» **EXERCISE AIM**
For the listing below, give the number of lines in which "this" occurs. Add nothing.

____ DATASET RECORDS

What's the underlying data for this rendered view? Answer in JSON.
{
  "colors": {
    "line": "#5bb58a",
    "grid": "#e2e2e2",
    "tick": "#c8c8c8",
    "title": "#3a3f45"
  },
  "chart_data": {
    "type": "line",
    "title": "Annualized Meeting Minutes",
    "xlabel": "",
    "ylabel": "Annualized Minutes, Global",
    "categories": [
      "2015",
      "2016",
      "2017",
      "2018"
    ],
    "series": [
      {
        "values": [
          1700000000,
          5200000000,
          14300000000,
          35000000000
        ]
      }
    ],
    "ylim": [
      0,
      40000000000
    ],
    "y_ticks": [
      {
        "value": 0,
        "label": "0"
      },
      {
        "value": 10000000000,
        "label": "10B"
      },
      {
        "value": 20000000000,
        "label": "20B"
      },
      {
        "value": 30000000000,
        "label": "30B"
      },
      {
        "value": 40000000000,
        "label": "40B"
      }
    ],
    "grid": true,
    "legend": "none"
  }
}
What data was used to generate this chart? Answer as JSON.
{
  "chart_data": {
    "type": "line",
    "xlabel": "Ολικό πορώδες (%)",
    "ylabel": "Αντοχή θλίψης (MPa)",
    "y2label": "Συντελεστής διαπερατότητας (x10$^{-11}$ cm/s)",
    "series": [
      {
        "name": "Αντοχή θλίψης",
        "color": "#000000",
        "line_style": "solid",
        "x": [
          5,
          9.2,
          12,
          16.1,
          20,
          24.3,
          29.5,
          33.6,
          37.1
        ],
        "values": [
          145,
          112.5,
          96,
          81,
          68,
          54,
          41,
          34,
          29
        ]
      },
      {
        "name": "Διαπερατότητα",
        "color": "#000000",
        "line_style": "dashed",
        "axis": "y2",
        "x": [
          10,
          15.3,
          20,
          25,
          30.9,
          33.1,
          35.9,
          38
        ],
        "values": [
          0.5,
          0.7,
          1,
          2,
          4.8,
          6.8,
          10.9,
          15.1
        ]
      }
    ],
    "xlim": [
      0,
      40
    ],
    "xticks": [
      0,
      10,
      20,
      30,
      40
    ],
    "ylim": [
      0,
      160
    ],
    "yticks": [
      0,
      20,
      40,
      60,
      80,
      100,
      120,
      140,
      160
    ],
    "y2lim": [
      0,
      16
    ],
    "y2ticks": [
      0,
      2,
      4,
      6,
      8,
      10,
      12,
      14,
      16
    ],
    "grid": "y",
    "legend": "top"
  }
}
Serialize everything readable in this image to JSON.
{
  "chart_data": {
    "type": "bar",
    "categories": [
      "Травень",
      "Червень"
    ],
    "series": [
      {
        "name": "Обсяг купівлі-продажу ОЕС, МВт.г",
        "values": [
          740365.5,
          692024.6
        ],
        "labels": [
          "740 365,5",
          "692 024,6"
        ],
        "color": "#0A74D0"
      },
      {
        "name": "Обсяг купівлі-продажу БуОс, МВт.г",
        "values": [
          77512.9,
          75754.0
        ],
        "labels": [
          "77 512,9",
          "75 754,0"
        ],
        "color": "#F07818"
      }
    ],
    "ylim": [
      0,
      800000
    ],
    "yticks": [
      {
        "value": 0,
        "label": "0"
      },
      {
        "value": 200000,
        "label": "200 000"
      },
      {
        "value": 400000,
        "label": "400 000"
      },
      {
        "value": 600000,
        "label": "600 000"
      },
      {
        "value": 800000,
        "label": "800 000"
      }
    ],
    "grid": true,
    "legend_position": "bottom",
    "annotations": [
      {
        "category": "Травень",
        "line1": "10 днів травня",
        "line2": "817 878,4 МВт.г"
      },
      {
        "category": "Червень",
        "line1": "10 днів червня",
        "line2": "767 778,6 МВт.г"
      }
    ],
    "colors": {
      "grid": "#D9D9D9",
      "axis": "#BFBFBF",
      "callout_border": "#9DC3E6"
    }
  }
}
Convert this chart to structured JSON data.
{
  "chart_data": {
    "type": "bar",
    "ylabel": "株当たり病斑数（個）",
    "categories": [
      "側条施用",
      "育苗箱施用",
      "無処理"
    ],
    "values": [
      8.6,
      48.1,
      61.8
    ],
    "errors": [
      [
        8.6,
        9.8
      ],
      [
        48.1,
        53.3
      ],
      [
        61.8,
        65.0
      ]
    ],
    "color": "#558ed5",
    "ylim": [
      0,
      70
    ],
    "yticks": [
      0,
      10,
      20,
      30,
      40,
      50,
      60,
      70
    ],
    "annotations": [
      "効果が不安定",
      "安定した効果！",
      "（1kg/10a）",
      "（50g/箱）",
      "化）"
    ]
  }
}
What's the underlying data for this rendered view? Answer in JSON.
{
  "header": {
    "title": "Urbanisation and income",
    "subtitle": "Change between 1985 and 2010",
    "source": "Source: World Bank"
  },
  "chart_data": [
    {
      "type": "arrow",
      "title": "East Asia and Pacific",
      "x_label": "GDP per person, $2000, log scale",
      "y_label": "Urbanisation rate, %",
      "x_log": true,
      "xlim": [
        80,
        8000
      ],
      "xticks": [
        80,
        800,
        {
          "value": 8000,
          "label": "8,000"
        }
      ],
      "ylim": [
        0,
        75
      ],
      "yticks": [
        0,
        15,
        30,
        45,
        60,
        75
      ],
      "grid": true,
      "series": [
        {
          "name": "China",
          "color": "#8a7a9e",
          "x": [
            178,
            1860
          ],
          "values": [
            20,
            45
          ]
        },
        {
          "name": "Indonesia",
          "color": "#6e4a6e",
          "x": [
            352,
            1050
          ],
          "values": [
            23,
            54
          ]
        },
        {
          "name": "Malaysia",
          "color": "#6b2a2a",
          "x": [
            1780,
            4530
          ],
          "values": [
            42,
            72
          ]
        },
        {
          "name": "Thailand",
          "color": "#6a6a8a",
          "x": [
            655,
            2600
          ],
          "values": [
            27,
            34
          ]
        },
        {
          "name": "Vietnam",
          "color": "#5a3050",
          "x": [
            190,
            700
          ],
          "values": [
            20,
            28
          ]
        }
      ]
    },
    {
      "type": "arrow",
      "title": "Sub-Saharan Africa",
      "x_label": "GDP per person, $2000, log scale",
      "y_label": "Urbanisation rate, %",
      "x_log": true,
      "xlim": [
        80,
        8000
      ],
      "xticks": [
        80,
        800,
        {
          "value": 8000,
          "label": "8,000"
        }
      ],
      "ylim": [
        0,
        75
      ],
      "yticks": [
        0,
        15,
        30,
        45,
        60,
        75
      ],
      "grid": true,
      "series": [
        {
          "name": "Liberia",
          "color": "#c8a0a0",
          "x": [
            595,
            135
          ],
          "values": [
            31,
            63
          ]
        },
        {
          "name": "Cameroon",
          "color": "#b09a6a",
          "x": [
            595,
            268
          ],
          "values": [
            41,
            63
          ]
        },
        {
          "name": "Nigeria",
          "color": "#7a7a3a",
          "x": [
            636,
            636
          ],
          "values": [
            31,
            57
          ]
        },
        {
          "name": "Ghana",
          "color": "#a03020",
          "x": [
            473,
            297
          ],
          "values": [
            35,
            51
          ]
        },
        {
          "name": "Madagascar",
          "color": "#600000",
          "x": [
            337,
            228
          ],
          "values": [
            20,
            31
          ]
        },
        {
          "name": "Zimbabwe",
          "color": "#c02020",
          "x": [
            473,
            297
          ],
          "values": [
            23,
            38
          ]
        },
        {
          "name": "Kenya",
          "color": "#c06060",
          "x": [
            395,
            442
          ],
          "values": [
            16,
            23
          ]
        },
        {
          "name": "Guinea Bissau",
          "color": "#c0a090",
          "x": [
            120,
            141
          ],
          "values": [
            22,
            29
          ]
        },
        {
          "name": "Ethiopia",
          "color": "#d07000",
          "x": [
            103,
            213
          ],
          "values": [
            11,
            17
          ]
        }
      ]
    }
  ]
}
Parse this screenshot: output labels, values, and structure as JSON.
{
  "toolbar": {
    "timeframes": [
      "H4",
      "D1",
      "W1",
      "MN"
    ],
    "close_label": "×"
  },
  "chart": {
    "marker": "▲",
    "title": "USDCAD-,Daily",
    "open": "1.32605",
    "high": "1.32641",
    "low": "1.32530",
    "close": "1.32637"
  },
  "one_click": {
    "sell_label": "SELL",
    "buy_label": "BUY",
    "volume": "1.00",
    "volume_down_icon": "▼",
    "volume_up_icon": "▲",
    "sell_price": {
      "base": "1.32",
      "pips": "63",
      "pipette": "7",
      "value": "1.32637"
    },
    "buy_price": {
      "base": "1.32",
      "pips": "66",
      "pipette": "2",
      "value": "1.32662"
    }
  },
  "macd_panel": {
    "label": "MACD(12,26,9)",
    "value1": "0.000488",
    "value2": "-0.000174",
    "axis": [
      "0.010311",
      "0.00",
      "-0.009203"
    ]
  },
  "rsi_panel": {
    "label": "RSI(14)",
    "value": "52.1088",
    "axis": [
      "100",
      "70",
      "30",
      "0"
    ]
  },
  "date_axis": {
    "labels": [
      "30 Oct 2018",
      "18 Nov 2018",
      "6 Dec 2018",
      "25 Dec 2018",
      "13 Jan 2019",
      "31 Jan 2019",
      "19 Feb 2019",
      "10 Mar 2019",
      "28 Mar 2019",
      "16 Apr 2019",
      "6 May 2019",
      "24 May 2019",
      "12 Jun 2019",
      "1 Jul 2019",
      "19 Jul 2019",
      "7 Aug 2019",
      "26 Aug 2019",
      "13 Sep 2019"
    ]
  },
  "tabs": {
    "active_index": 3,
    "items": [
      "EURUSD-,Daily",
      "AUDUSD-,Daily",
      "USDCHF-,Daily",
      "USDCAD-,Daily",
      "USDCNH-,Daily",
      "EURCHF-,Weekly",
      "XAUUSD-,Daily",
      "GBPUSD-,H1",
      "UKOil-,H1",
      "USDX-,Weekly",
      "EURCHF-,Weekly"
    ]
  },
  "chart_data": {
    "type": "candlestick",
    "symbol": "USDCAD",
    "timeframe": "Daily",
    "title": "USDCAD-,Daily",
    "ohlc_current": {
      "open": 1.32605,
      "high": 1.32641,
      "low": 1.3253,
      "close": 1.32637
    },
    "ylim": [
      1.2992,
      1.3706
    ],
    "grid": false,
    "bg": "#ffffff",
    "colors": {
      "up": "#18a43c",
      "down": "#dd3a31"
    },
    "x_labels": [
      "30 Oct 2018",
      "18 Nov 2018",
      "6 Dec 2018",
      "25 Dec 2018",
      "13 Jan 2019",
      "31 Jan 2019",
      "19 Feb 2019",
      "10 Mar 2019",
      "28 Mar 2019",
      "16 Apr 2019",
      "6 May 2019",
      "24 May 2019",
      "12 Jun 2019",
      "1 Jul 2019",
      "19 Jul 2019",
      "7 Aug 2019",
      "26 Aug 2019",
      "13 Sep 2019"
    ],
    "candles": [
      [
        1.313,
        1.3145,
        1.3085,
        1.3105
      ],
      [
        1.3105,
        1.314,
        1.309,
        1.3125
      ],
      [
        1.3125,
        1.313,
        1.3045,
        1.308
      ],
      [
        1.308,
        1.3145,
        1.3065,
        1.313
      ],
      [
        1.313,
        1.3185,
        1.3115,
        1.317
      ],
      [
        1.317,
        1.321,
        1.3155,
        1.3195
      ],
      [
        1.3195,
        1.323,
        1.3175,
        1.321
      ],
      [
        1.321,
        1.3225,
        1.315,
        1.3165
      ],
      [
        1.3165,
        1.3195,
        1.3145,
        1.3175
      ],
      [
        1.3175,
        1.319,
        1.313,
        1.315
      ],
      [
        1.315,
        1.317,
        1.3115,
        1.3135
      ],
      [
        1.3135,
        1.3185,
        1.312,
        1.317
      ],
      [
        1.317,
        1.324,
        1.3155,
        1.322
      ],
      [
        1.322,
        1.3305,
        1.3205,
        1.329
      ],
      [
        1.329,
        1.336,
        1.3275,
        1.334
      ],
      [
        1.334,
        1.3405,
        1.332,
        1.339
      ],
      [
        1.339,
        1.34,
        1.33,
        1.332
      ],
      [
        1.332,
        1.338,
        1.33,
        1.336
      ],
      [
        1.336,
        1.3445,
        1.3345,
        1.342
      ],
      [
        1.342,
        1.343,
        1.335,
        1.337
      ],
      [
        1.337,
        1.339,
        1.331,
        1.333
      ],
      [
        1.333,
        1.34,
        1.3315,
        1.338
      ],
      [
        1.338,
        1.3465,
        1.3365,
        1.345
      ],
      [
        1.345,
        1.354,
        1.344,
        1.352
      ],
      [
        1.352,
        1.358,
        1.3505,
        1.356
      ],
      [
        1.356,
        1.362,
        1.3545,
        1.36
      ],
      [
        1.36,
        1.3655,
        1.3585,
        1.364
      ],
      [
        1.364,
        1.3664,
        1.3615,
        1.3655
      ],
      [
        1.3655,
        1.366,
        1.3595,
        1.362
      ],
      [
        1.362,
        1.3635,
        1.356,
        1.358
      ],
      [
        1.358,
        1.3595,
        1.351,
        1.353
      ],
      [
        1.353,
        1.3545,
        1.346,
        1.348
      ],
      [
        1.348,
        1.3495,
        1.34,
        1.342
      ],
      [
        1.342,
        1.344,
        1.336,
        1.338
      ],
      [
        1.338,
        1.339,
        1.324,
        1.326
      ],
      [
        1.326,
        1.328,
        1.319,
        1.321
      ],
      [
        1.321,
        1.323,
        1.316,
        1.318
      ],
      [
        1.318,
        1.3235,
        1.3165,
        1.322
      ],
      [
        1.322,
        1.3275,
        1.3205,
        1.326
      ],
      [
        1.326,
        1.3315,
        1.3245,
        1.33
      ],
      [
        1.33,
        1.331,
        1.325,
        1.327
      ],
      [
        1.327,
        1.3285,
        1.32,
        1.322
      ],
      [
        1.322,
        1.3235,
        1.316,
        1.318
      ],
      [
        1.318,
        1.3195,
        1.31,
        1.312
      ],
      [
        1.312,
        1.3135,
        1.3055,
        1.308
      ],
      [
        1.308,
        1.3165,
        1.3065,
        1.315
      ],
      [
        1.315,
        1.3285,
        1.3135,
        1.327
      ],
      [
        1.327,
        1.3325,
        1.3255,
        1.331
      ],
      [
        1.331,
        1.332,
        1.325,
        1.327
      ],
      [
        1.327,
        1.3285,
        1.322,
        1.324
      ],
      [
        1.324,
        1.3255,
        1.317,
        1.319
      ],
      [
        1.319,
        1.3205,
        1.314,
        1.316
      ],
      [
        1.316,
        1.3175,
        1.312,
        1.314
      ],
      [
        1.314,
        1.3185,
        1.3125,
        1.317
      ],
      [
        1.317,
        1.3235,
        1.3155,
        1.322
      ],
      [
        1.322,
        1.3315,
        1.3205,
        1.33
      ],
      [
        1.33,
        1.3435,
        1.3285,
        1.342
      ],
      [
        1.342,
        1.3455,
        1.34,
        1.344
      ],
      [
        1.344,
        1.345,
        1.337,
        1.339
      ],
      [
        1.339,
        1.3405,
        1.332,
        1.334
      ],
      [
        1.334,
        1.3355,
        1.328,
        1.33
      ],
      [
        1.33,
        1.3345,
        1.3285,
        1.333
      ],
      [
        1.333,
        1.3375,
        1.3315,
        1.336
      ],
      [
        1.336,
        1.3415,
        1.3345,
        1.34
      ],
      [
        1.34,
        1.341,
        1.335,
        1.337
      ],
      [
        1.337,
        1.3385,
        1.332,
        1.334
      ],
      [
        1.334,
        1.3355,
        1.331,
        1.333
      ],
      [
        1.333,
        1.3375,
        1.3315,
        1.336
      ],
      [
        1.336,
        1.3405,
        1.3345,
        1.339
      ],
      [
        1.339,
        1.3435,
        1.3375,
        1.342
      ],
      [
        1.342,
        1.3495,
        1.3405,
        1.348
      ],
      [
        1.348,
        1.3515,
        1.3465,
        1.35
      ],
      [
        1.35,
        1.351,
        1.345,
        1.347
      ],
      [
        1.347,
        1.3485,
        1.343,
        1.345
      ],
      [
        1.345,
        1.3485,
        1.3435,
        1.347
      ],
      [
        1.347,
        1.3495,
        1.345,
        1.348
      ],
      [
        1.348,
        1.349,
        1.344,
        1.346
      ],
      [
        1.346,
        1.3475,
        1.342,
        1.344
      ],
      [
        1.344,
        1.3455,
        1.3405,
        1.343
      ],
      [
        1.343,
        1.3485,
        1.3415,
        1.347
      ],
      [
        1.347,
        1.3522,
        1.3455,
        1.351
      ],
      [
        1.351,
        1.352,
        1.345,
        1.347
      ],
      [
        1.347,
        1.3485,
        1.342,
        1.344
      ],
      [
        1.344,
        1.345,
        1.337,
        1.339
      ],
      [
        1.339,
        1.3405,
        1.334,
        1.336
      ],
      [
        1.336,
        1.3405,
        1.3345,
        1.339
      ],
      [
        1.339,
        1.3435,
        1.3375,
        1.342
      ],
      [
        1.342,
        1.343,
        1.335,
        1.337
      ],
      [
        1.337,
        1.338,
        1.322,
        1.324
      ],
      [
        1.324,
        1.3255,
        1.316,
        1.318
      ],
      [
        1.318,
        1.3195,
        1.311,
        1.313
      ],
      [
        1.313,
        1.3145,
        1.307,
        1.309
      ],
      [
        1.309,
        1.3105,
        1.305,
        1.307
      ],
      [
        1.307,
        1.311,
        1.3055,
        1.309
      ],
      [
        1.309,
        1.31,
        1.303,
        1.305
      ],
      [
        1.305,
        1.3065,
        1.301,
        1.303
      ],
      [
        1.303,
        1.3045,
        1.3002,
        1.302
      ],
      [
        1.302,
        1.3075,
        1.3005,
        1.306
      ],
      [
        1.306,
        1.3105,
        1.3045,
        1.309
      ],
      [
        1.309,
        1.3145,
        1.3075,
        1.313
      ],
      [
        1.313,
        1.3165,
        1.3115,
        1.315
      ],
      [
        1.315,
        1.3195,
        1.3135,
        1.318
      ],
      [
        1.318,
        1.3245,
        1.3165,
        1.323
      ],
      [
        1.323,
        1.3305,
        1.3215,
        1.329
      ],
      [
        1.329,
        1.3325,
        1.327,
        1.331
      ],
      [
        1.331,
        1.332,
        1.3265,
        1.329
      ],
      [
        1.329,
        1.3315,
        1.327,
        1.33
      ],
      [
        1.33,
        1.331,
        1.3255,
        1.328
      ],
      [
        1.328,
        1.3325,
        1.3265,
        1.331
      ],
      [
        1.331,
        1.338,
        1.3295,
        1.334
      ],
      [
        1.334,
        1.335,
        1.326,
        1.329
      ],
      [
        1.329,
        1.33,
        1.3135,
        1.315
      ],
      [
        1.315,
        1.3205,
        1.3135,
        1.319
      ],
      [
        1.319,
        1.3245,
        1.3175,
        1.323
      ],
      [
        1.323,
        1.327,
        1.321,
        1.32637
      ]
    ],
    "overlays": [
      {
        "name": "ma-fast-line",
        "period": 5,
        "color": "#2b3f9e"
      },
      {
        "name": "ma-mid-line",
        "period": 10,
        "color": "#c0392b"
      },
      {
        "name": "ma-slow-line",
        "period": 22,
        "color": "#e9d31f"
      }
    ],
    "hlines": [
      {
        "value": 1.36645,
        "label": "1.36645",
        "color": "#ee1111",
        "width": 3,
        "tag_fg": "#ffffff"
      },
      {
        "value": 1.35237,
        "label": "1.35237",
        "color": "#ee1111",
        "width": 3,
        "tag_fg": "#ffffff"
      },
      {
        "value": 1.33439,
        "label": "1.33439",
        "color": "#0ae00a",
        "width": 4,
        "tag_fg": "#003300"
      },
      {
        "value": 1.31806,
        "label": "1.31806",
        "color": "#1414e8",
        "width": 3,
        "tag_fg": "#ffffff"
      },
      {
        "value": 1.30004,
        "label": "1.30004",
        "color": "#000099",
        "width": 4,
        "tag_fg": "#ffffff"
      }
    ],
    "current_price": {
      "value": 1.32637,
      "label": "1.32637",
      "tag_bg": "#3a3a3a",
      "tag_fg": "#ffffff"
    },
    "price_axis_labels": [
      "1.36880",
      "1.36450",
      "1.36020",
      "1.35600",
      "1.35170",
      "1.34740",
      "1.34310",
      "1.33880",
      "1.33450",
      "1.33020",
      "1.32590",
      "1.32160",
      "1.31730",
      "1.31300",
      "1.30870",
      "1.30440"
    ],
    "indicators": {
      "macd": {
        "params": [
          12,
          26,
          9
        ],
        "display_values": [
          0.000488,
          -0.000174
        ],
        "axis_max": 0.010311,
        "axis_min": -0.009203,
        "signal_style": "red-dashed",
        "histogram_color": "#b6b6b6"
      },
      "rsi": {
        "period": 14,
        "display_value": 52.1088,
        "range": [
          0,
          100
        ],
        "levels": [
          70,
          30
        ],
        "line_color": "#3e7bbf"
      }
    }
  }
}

________

» **ANSWER IN FULL**
6